Requirements -> Each line below should be retyped exactly, with no pictures.

:::

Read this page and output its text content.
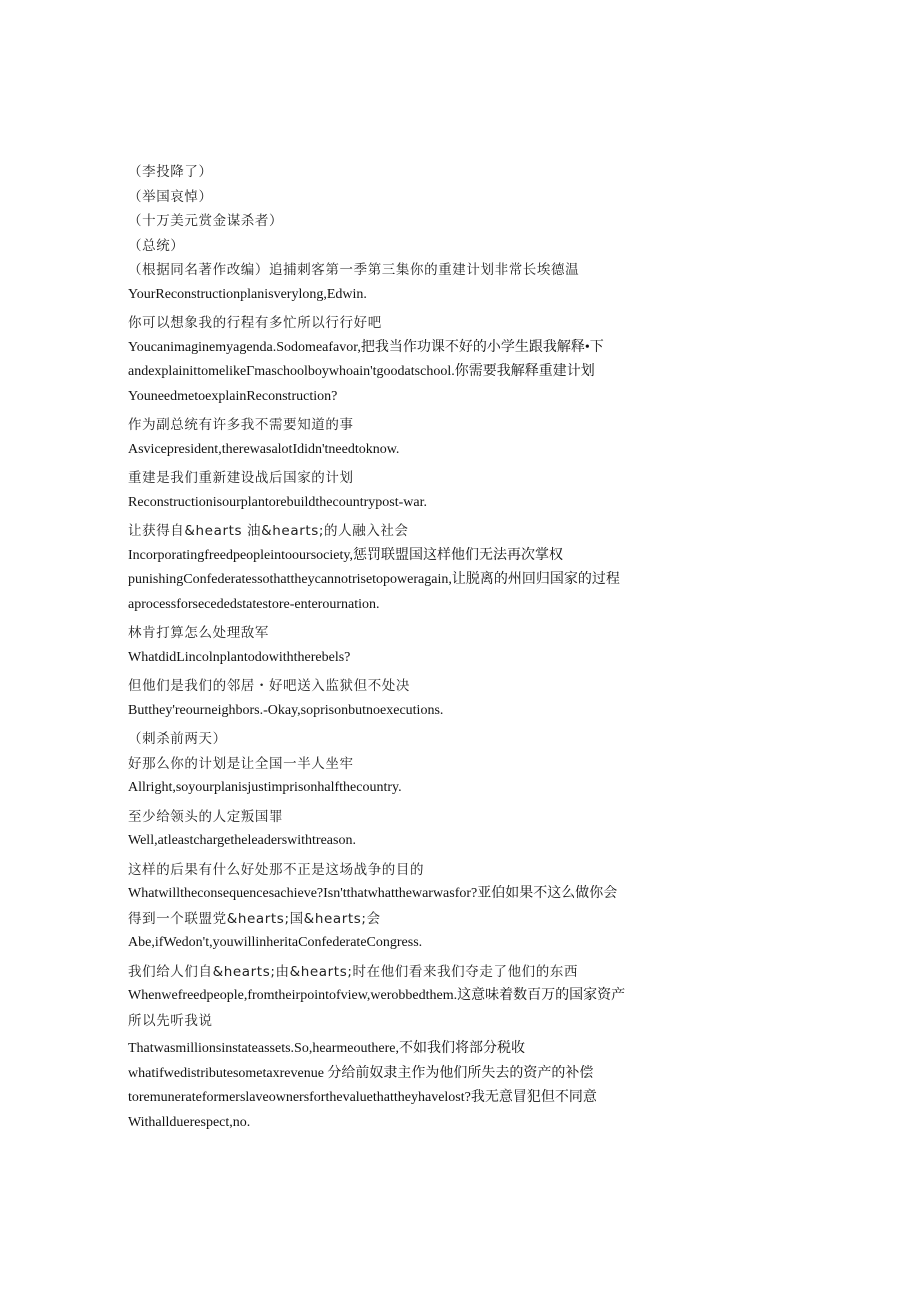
（李投降了）
（举国哀悼）
（十万美元赏金谋杀者）
（总统）
（根据同名著作改编）追捕刺客第一季第三集你的重建计划非常长埃德温
YourReconstructionplanisverylong,Edwin.
你可以想象我的行程有多忙所以行行好吧
Youcanimaginemyagenda.Sodomeafavor,把我当作功课不好的小学生跟我解释•下
andexplainittomelikeΓmaschoolboywhoain'tgoodatschool.你需要我解释重建计划
YouneedmetoexplainReconstruction?
作为副总统有许多我不需要知道的事
Asvicepresident,therewasalotIdidn'tneedtoknow.
重建是我们重新建设战后国家的计划
Reconstructionisourplantorebuildthecountrypost-war.
让获得自&hearts 油&hearts;的人融入社会
Incorporatingfreedpeopleintooursociety,惩罚联盟国这样他们无法再次掌权
punishingConfederatessothattheycannotrisetopoweragain,让脱离的州回归国家的过程
aprocessforsecededstatestore-enterournation.
林肯打算怎么处理敌军
WhatdidLincolnplantodowiththerebels?
但他们是我们的邻居・好吧送入监狱但不处决
Butthey'reourneighbors.-Okay,soprisonbutnoexecutions.
（刺杀前两天）
好那么你的计划是让全国一半人坐牢
Allright,soyourplanisjustimprisonhalfthecountry.
至少给领头的人定叛国罪
Well,atleastchargetheleaderswithtreason.
这样的后果有什么好处那不正是这场战争的目的
Whatwilltheconsequencesachieve?Isn'tthatwhatthewarwasfor?亚伯如果不这么做你会
得到一个联盟党&hearts;国&hearts;会
Abe,ifWedon't,youwillinheritaConfederateCongress.
我们给人们自&hearts;由&hearts;时在他们看来我们夺走了他们的东西
Whenwefreedpeople,fromtheirpointofview,werobbedthem.这意味着数百万的国家资产
所以先听我说
Thatwasmillionsinstateassets.So,hearmeouthere,不如我们将部分税收
whatifwedistributesometaxrevenue 分给前奴隶主作为他们所失去的资产的补偿
toremunerateformerslaveownersforthevaluethattheyhavelost?我无意冒犯但不同意
Withallduerespect,no.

:::

Solution below ->
Read this page and output its text content.
（李投降了）
（举国哀悼）
（十万美元赏金谋杀者）
（总统）
（根据同名著作改编）追捕刺客第一季第三集你的重建计划非常长埃德温
YourReconstructionplanisverylong,Edwin.
你可以想象我的行程有多忙所以行行好吧
Youcanimaginemyagenda.Sodomeafavor,把我当作功课不好的小学生跟我解释•下
andexplainittomelikeΓmaschoolboywhoain'tgoodatschool.你需要我解释重建计划
YouneedmetoexplainReconstruction?
作为副总统有许多我不需要知道的事
Asvicepresident,therewasalotIdidn'tneedtoknow.
重建是我们重新建设战后国家的计划
Reconstructionisourplantorebuildthecountrypost-war.
让获得自&hearts 油&hearts;的人融入社会
Incorporatingfreedpeopleintooursociety,惩罚联盟国这样他们无法再次掌权
punishingConfederatessothattheycannotrisetopoweragain,让脱离的州回归国家的过程
aprocessforsecededstatestore-enterournation.
林肯打算怎么处理敌军
WhatdidLincolnplantodowiththerebels?
但他们是我们的邻居・好吧送入监狱但不处决
Butthey'reourneighbors.-Okay,soprisonbutnoexecutions.
（刺杀前两天）
好那么你的计划是让全国一半人坐牢
Allright,soyourplanisjustimprisonhalfthecountry.
至少给领头的人定叛国罪
Well,atleastchargetheleaderswithtreason.
这样的后果有什么好处那不正是这场战争的目的
Whatwilltheconsequencesachieve?Isn'tthatwhatthewarwasfor?亚伯如果不这么做你会
得到一个联盟党&hearts;国&hearts;会
Abe,ifWedon't,youwillinheritaConfederateCongress.
我们给人们自&hearts;由&hearts;时在他们看来我们夺走了他们的东西
Whenwefreedpeople,fromtheirpointofview,werobbedthem.这意味着数百万的国家资产
所以先听我说
Thatwasmillionsinstateassets.So,hearmeouthere,不如我们将部分税收
whatifwedistributesometaxrevenue 分给前奴隶主作为他们所失去的资产的补偿
toremunerateformerslaveownersforthevaluethattheyhavelost?我无意冒犯但不同意
Withallduerespect,no.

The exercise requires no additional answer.